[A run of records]
* * *

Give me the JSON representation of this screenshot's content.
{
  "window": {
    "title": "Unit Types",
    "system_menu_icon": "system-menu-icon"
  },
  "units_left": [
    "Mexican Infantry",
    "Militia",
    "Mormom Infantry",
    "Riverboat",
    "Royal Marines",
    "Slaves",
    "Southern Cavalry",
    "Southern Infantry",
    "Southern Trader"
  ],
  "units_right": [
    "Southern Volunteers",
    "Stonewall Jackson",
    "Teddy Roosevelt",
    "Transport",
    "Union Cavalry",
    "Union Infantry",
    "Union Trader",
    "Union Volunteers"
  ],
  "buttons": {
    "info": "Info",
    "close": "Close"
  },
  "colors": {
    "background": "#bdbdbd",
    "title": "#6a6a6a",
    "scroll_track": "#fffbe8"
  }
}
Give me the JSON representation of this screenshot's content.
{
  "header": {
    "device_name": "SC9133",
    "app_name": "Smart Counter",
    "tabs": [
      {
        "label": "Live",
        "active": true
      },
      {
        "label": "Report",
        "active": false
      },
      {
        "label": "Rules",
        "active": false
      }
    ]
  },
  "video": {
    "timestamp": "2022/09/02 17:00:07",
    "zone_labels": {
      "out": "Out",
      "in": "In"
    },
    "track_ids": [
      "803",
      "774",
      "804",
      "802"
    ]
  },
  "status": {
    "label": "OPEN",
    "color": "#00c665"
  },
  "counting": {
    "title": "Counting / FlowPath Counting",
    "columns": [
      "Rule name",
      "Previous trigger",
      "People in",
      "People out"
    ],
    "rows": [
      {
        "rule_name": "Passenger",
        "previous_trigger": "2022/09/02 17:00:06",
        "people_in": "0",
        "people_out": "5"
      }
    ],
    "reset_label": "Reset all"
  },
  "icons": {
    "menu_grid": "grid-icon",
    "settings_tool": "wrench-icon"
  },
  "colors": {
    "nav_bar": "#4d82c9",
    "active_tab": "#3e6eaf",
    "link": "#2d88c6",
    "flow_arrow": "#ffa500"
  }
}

* * *

■ **JOB**: Produce an exact copy of all the records.

■ **THE RESULT**:
Give me the JSON representation of this screenshot's content.
{
  "window": {
    "title": "Unit Types",
    "system_menu_icon": "system-menu-icon"
  },
  "units_left": [
    "Mexican Infantry",
    "Militia",
    "Mormom Infantry",
    "Riverboat",
    "Royal Marines",
    "Slaves",
    "Southern Cavalry",
    "Southern Infantry",
    "Southern Trader"
  ],
  "units_right": [
    "Southern Volunteers",
    "Stonewall Jackson",
    "Teddy Roosevelt",
    "Transport",
    "Union Cavalry",
    "Union Infantry",
    "Union Trader",
    "Union Volunteers"
  ],
  "buttons": {
    "info": "Info",
    "close": "Close"
  },
  "colors": {
    "background": "#bdbdbd",
    "title": "#6a6a6a",
    "scroll_track": "#fffbe8"
  }
}
Give me the JSON representation of this screenshot's content.
{
  "header": {
    "device_name": "SC9133",
    "app_name": "Smart Counter",
    "tabs": [
      {
        "label": "Live",
        "active": true
      },
      {
        "label": "Report",
        "active": false
      },
      {
        "label": "Rules",
        "active": false
      }
    ]
  },
  "video": {
    "timestamp": "2022/09/02 17:00:07",
    "zone_labels": {
      "out": "Out",
      "in": "In"
    },
    "track_ids": [
      "803",
      "774",
      "804",
      "802"
    ]
  },
  "status": {
    "label": "OPEN",
    "color": "#00c665"
  },
  "counting": {
    "title": "Counting / FlowPath Counting",
    "columns": [
      "Rule name",
      "Previous trigger",
      "People in",
      "People out"
    ],
    "rows": [
      {
        "rule_name": "Passenger",
        "previous_trigger": "2022/09/02 17:00:06",
        "people_in": "0",
        "people_out": "5"
      }
    ],
    "reset_label": "Reset all"
  },
  "icons": {
    "menu_grid": "grid-icon",
    "settings_tool": "wrench-icon"
  },
  "colors": {
    "nav_bar": "#4d82c9",
    "active_tab": "#3e6eaf",
    "link": "#2d88c6",
    "flow_arrow": "#ffa500"
  }
}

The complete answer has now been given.